───── Records shown

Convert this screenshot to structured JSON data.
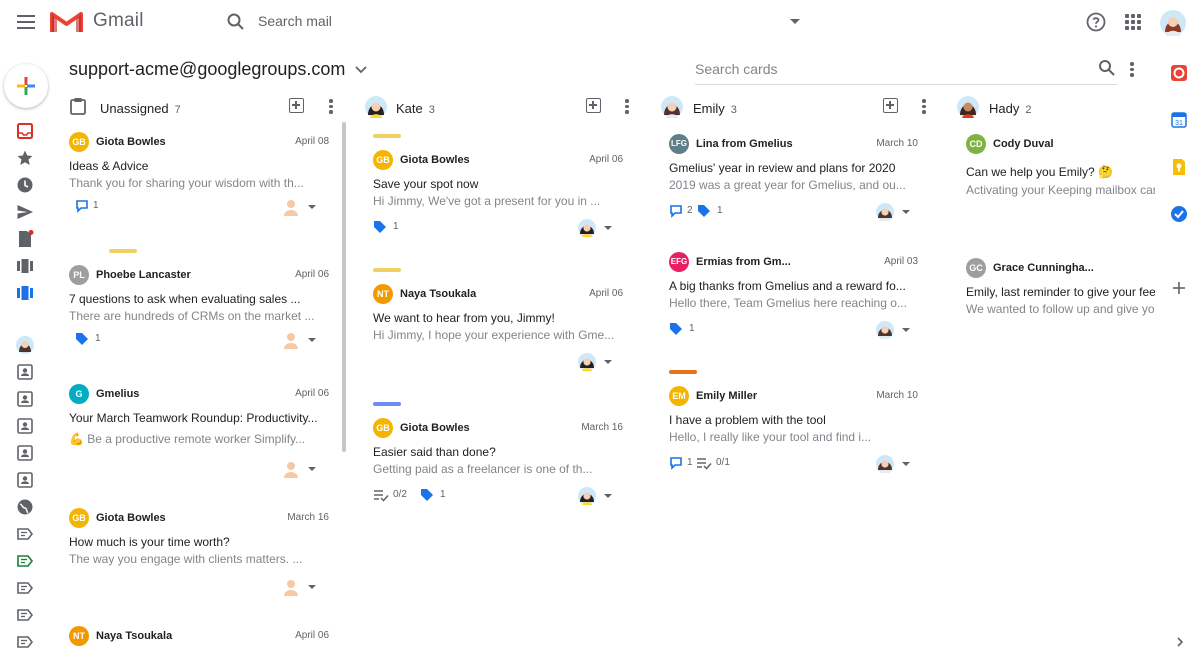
{
  "app": {
    "name": "Gmail",
    "search_placeholder": "Search mail"
  },
  "board": {
    "title": "support-acme@googlegroups.com",
    "search_placeholder": "Search cards"
  },
  "columns": [
    {
      "name": "Unassigned",
      "count": "7",
      "cards": [
        {
          "sender": "Giota Bowles",
          "initials": "GB",
          "color": "#f4b400",
          "date": "April 08",
          "subject": "Ideas & Advice",
          "snippet": "Thank you for sharing your wisdom with th...",
          "comments": "1",
          "label_color": ""
        },
        {
          "sender": "Phoebe Lancaster",
          "initials": "PL",
          "color": "#9e9e9e",
          "date": "April 06",
          "subject": "7 questions to ask when evaluating sales ...",
          "snippet": "There are hundreds of CRMs on the market ...",
          "tags": "1",
          "label_color": "#f0d264"
        },
        {
          "sender": "Gmelius",
          "initials": "G",
          "color": "#00acc1",
          "date": "April 06",
          "subject": "Your March Teamwork Roundup: Productivity...",
          "snippet": "💪  Be a productive remote worker Simplify...",
          "label_color": ""
        },
        {
          "sender": "Giota Bowles",
          "initials": "GB",
          "color": "#f4b400",
          "date": "March 16",
          "subject": "How much is your time worth?",
          "snippet": "The way you engage with clients matters. ...",
          "label_color": ""
        },
        {
          "sender": "Naya Tsoukala",
          "initials": "NT",
          "color": "#f29900",
          "date": "April 06",
          "label_color": ""
        }
      ]
    },
    {
      "name": "Kate",
      "count": "3",
      "cards": [
        {
          "sender": "Giota Bowles",
          "initials": "GB",
          "color": "#f4b400",
          "date": "April 06",
          "subject": "Save your spot now",
          "snippet": "Hi Jimmy, We've got a present for you in ...",
          "tags": "1",
          "label_color": "#f0d264"
        },
        {
          "sender": "Naya Tsoukala",
          "initials": "NT",
          "color": "#f29900",
          "date": "April 06",
          "subject": "We want to hear from you, Jimmy!",
          "snippet": "Hi Jimmy, I hope your experience with Gme...",
          "label_color": "#f0d264"
        },
        {
          "sender": "Giota Bowles",
          "initials": "GB",
          "color": "#f4b400",
          "date": "March 16",
          "subject": "Easier said than done?",
          "snippet": "Getting paid as a freelancer is one of th...",
          "tasks": "0/2",
          "tags": "1",
          "label_color": "#6a8ff0"
        }
      ]
    },
    {
      "name": "Emily",
      "count": "3",
      "cards": [
        {
          "sender": "Lina from Gmelius",
          "initials": "LFG",
          "color": "#607d8b",
          "date": "March 10",
          "subject": "Gmelius' year in review and plans for 2020",
          "snippet": "2019 was a great year for Gmelius, and ou...",
          "comments": "2",
          "tags": "1",
          "label_color": ""
        },
        {
          "sender": "Ermias from Gm...",
          "initials": "EFG",
          "color": "#e91e63",
          "date": "April 03",
          "subject": "A big thanks from Gmelius and a reward fo...",
          "snippet": "Hello there, Team Gmelius here reaching o...",
          "tags": "1",
          "label_color": ""
        },
        {
          "sender": "Emily Miller",
          "initials": "EM",
          "color": "#f4b400",
          "date": "March 10",
          "subject": "I have a problem with the tool",
          "snippet": "Hello, I really like your tool and find i...",
          "comments": "1",
          "tasks": "0/1",
          "label_color": "#e8711a"
        }
      ]
    },
    {
      "name": "Hady",
      "count": "2",
      "cards": [
        {
          "sender": "Cody Duval",
          "initials": "CD",
          "color": "#7cb342",
          "subject": "Can we help you Emily? 🤔",
          "snippet": "Activating your Keeping mailbox car",
          "label_color": ""
        },
        {
          "sender": "Grace Cunningha...",
          "initials": "GC",
          "color": "#9e9e9e",
          "subject": "Emily, last reminder to give your fee",
          "snippet": "We wanted to follow up and give you",
          "label_color": ""
        }
      ]
    }
  ],
  "colors": {
    "accent_red": "#ea4335",
    "icon_gray": "#5f6368",
    "tag_blue": "#1a73e8"
  }
}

──────────

Task instructions –
All of the entries above should be duplicated exactly, except for the pictures.

Complete output –
Convert this screenshot to structured JSON data.
{
  "app": {
    "name": "Gmail",
    "search_placeholder": "Search mail"
  },
  "board": {
    "title": "support-acme@googlegroups.com",
    "search_placeholder": "Search cards"
  },
  "columns": [
    {
      "name": "Unassigned",
      "count": "7",
      "cards": [
        {
          "sender": "Giota Bowles",
          "initials": "GB",
          "color": "#f4b400",
          "date": "April 08",
          "subject": "Ideas & Advice",
          "snippet": "Thank you for sharing your wisdom with th...",
          "comments": "1",
          "label_color": ""
        },
        {
          "sender": "Phoebe Lancaster",
          "initials": "PL",
          "color": "#9e9e9e",
          "date": "April 06",
          "subject": "7 questions to ask when evaluating sales ...",
          "snippet": "There are hundreds of CRMs on the market ...",
          "tags": "1",
          "label_color": "#f0d264"
        },
        {
          "sender": "Gmelius",
          "initials": "G",
          "color": "#00acc1",
          "date": "April 06",
          "subject": "Your March Teamwork Roundup: Productivity...",
          "snippet": "💪  Be a productive remote worker Simplify...",
          "label_color": ""
        },
        {
          "sender": "Giota Bowles",
          "initials": "GB",
          "color": "#f4b400",
          "date": "March 16",
          "subject": "How much is your time worth?",
          "snippet": "The way you engage with clients matters. ...",
          "label_color": ""
        },
        {
          "sender": "Naya Tsoukala",
          "initials": "NT",
          "color": "#f29900",
          "date": "April 06",
          "label_color": ""
        }
      ]
    },
    {
      "name": "Kate",
      "count": "3",
      "cards": [
        {
          "sender": "Giota Bowles",
          "initials": "GB",
          "color": "#f4b400",
          "date": "April 06",
          "subject": "Save your spot now",
          "snippet": "Hi Jimmy, We've got a present for you in ...",
          "tags": "1",
          "label_color": "#f0d264"
        },
        {
          "sender": "Naya Tsoukala",
          "initials": "NT",
          "color": "#f29900",
          "date": "April 06",
          "subject": "We want to hear from you, Jimmy!",
          "snippet": "Hi Jimmy, I hope your experience with Gme...",
          "label_color": "#f0d264"
        },
        {
          "sender": "Giota Bowles",
          "initials": "GB",
          "color": "#f4b400",
          "date": "March 16",
          "subject": "Easier said than done?",
          "snippet": "Getting paid as a freelancer is one of th...",
          "tasks": "0/2",
          "tags": "1",
          "label_color": "#6a8ff0"
        }
      ]
    },
    {
      "name": "Emily",
      "count": "3",
      "cards": [
        {
          "sender": "Lina from Gmelius",
          "initials": "LFG",
          "color": "#607d8b",
          "date": "March 10",
          "subject": "Gmelius' year in review and plans for 2020",
          "snippet": "2019 was a great year for Gmelius, and ou...",
          "comments": "2",
          "tags": "1",
          "label_color": ""
        },
        {
          "sender": "Ermias from Gm...",
          "initials": "EFG",
          "color": "#e91e63",
          "date": "April 03",
          "subject": "A big thanks from Gmelius and a reward fo...",
          "snippet": "Hello there, Team Gmelius here reaching o...",
          "tags": "1",
          "label_color": ""
        },
        {
          "sender": "Emily Miller",
          "initials": "EM",
          "color": "#f4b400",
          "date": "March 10",
          "subject": "I have a problem with the tool",
          "snippet": "Hello, I really like your tool and find i...",
          "comments": "1",
          "tasks": "0/1",
          "label_color": "#e8711a"
        }
      ]
    },
    {
      "name": "Hady",
      "count": "2",
      "cards": [
        {
          "sender": "Cody Duval",
          "initials": "CD",
          "color": "#7cb342",
          "subject": "Can we help you Emily? 🤔",
          "snippet": "Activating your Keeping mailbox car",
          "label_color": ""
        },
        {
          "sender": "Grace Cunningha...",
          "initials": "GC",
          "color": "#9e9e9e",
          "subject": "Emily, last reminder to give your fee",
          "snippet": "We wanted to follow up and give you",
          "label_color": ""
        }
      ]
    }
  ],
  "colors": {
    "accent_red": "#ea4335",
    "icon_gray": "#5f6368",
    "tag_blue": "#1a73e8"
  }
}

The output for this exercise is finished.